> [Exercise goal]:
In the entries that follow, find the word "this" and report each line it is on.

> [Supplied records]:
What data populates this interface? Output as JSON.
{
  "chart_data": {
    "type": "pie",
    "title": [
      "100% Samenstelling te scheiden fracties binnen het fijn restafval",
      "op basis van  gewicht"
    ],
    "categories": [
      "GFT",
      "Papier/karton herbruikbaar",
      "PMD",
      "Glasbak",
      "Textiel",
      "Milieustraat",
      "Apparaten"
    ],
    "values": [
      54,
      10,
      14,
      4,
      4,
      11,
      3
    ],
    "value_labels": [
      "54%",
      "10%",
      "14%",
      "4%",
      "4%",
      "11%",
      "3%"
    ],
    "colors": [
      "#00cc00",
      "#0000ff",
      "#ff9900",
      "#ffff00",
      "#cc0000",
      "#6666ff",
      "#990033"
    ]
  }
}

* * *

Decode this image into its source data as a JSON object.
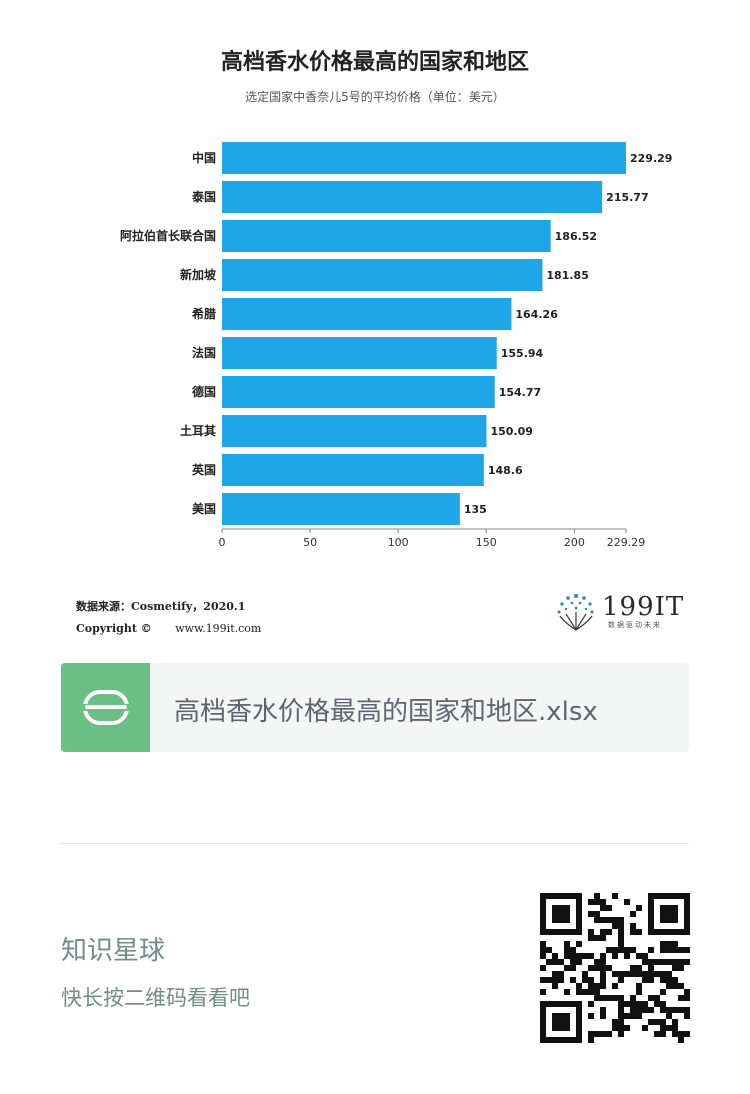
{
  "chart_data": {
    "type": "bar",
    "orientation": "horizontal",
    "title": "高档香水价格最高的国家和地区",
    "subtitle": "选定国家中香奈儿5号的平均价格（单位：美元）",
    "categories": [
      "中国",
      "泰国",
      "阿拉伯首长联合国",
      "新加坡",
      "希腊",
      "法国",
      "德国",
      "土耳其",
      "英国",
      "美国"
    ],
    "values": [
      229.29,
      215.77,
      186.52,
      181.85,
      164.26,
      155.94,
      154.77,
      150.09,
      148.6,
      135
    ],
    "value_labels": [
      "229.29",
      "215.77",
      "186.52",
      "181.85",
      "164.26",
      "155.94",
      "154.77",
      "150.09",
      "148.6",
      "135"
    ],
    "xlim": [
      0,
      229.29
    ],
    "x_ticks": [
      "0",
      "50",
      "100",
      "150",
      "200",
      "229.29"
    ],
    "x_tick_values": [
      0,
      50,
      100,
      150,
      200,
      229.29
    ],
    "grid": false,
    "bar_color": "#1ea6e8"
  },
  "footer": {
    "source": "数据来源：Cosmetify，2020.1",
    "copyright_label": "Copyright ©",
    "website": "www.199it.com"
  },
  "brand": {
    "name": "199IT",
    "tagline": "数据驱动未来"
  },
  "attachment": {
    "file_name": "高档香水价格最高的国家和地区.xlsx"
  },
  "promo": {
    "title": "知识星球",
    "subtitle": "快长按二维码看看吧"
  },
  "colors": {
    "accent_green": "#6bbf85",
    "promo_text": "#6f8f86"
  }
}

> [Expected output]:
What data populates this interface? Output as JSON.
Decode this image into its source data as a JSON object.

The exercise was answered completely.